[Raw records]
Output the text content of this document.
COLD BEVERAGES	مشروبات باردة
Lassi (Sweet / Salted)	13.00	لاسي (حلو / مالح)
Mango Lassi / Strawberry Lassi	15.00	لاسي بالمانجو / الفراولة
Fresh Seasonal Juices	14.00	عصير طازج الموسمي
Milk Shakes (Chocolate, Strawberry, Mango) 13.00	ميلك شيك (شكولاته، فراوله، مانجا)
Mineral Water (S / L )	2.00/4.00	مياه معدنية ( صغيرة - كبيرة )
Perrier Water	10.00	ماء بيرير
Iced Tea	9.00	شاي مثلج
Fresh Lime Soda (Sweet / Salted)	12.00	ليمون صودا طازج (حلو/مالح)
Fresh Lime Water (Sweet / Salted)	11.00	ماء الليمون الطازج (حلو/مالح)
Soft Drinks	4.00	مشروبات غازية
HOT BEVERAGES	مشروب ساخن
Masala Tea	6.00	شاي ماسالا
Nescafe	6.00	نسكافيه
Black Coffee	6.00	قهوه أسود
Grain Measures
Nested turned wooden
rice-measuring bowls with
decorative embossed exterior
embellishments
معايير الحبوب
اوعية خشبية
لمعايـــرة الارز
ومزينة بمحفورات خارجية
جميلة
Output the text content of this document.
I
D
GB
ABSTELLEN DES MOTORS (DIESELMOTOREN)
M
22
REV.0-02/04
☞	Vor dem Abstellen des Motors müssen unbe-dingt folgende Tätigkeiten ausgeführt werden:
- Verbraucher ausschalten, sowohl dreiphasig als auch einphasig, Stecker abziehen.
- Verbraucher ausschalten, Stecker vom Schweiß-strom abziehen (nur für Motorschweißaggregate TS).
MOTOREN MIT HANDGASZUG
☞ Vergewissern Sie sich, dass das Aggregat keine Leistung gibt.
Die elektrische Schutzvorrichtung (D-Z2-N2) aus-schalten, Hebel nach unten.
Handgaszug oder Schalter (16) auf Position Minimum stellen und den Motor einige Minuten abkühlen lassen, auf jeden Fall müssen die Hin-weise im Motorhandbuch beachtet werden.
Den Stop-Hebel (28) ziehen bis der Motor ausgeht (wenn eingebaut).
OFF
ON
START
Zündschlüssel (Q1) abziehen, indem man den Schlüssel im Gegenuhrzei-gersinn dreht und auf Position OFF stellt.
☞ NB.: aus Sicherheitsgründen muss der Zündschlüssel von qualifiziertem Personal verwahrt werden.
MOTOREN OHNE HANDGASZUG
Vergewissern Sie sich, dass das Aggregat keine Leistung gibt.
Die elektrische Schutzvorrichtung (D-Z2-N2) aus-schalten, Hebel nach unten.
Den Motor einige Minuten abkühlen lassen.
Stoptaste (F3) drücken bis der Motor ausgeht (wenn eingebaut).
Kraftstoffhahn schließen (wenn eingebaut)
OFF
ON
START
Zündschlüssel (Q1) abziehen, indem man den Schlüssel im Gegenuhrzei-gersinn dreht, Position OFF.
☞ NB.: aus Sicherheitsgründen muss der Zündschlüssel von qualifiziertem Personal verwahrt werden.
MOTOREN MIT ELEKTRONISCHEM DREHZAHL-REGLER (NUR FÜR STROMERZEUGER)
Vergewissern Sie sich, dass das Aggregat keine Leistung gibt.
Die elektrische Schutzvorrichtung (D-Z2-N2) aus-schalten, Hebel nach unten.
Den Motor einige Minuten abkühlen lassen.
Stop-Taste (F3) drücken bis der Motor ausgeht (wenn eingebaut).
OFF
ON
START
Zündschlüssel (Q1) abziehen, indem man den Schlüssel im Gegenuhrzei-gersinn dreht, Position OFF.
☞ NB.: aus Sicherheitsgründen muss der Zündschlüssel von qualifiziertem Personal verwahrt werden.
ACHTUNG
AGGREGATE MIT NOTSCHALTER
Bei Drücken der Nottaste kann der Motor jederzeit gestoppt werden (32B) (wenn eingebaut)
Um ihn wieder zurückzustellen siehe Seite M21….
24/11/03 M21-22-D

Your objective:
Make an exact copy of the records.

Task output:
Output the text content of this document.
COLD BEVERAGES	مشروبات باردة
Lassi (Sweet / Salted)	13.00	لاسي (حلو / مالح)
Mango Lassi / Strawberry Lassi	15.00	لاسي بالمانجو / الفراولة
Fresh Seasonal Juices	14.00	عصير طازج الموسمي
Milk Shakes (Chocolate, Strawberry, Mango) 13.00	ميلك شيك (شكولاته، فراوله، مانجا)
Mineral Water (S / L )	2.00/4.00	مياه معدنية ( صغيرة - كبيرة )
Perrier Water	10.00	ماء بيرير
Iced Tea	9.00	شاي مثلج
Fresh Lime Soda (Sweet / Salted)	12.00	ليمون صودا طازج (حلو/مالح)
Fresh Lime Water (Sweet / Salted)	11.00	ماء الليمون الطازج (حلو/مالح)
Soft Drinks	4.00	مشروبات غازية
HOT BEVERAGES	مشروب ساخن
Masala Tea	6.00	شاي ماسالا
Nescafe	6.00	نسكافيه
Black Coffee	6.00	قهوه أسود
Grain Measures
Nested turned wooden
rice-measuring bowls with
decorative embossed exterior
embellishments
معايير الحبوب
اوعية خشبية
لمعايـــرة الارز
ومزينة بمحفورات خارجية
جميلة
Output the text content of this document.
I
D
GB
ABSTELLEN DES MOTORS (DIESELMOTOREN)
M
22
REV.0-02/04
☞	Vor dem Abstellen des Motors müssen unbe-dingt folgende Tätigkeiten ausgeführt werden:
- Verbraucher ausschalten, sowohl dreiphasig als auch einphasig, Stecker abziehen.
- Verbraucher ausschalten, Stecker vom Schweiß-strom abziehen (nur für Motorschweißaggregate TS).
MOTOREN MIT HANDGASZUG
☞ Vergewissern Sie sich, dass das Aggregat keine Leistung gibt.
Die elektrische Schutzvorrichtung (D-Z2-N2) aus-schalten, Hebel nach unten.
Handgaszug oder Schalter (16) auf Position Minimum stellen und den Motor einige Minuten abkühlen lassen, auf jeden Fall müssen die Hin-weise im Motorhandbuch beachtet werden.
Den Stop-Hebel (28) ziehen bis der Motor ausgeht (wenn eingebaut).
OFF
ON
START
Zündschlüssel (Q1) abziehen, indem man den Schlüssel im Gegenuhrzei-gersinn dreht und auf Position OFF stellt.
☞ NB.: aus Sicherheitsgründen muss der Zündschlüssel von qualifiziertem Personal verwahrt werden.
MOTOREN OHNE HANDGASZUG
Vergewissern Sie sich, dass das Aggregat keine Leistung gibt.
Die elektrische Schutzvorrichtung (D-Z2-N2) aus-schalten, Hebel nach unten.
Den Motor einige Minuten abkühlen lassen.
Stoptaste (F3) drücken bis der Motor ausgeht (wenn eingebaut).
Kraftstoffhahn schließen (wenn eingebaut)
OFF
ON
START
Zündschlüssel (Q1) abziehen, indem man den Schlüssel im Gegenuhrzei-gersinn dreht, Position OFF.
☞ NB.: aus Sicherheitsgründen muss der Zündschlüssel von qualifiziertem Personal verwahrt werden.
MOTOREN MIT ELEKTRONISCHEM DREHZAHL-REGLER (NUR FÜR STROMERZEUGER)
Vergewissern Sie sich, dass das Aggregat keine Leistung gibt.
Die elektrische Schutzvorrichtung (D-Z2-N2) aus-schalten, Hebel nach unten.
Den Motor einige Minuten abkühlen lassen.
Stop-Taste (F3) drücken bis der Motor ausgeht (wenn eingebaut).
OFF
ON
START
Zündschlüssel (Q1) abziehen, indem man den Schlüssel im Gegenuhrzei-gersinn dreht, Position OFF.
☞ NB.: aus Sicherheitsgründen muss der Zündschlüssel von qualifiziertem Personal verwahrt werden.
ACHTUNG
AGGREGATE MIT NOTSCHALTER
Bei Drücken der Nottaste kann der Motor jederzeit gestoppt werden (32B) (wenn eingebaut)
Um ihn wieder zurückzustellen siehe Seite M21….
24/11/03 M21-22-D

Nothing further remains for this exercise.